## Items

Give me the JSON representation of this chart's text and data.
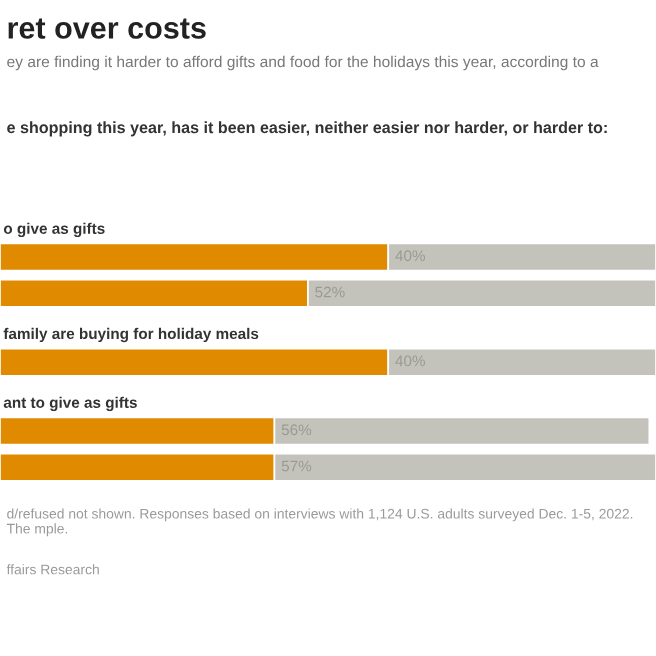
{
  "chart_data": {
    "type": "bar",
    "orientation": "horizontal",
    "stacked": true,
    "title": "ret over costs",
    "subtitle": "ey are finding it harder to afford gifts and food for the holidays this year, according to a",
    "categories": [
      "o give as gifts",
      null,
      "family are buying for holiday meals",
      "ant to give as gifts",
      null
    ],
    "series": [
      {
        "color": "#e08a00",
        "values": [
          58,
          46,
          58,
          41,
          41
        ]
      },
      {
        "color": "#c4c3bb",
        "values": [
          40,
          52,
          40,
          56,
          57
        ],
        "value_labels": [
          "40%",
          "52%",
          "40%",
          "56%",
          "57%"
        ]
      }
    ],
    "annotations": [
      "e shopping this year, has it been easier, neither easier nor harder, or harder to:",
      "d/refused not shown. Responses based on interviews with 1,124 U.S. adults surveyed Dec. 1-5, 2022. The mple.",
      "ffairs Research"
    ]
  }
}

## Work to complete
Give an exact reproduction of every line, leaving out any picture.

## Exercise response
Give me the JSON representation of this chart's text and data.
{
  "chart_data": {
    "type": "bar",
    "orientation": "horizontal",
    "stacked": true,
    "title": "ret over costs",
    "subtitle": "ey are finding it harder to afford gifts and food for the holidays this year, according to a",
    "categories": [
      "o give as gifts",
      null,
      "family are buying for holiday meals",
      "ant to give as gifts",
      null
    ],
    "series": [
      {
        "color": "#e08a00",
        "values": [
          58,
          46,
          58,
          41,
          41
        ]
      },
      {
        "color": "#c4c3bb",
        "values": [
          40,
          52,
          40,
          56,
          57
        ],
        "value_labels": [
          "40%",
          "52%",
          "40%",
          "56%",
          "57%"
        ]
      }
    ],
    "annotations": [
      "e shopping this year, has it been easier, neither easier nor harder, or harder to:",
      "d/refused not shown. Responses based on interviews with 1,124 U.S. adults surveyed Dec. 1-5, 2022. The mple.",
      "ffairs Research"
    ]
  }
}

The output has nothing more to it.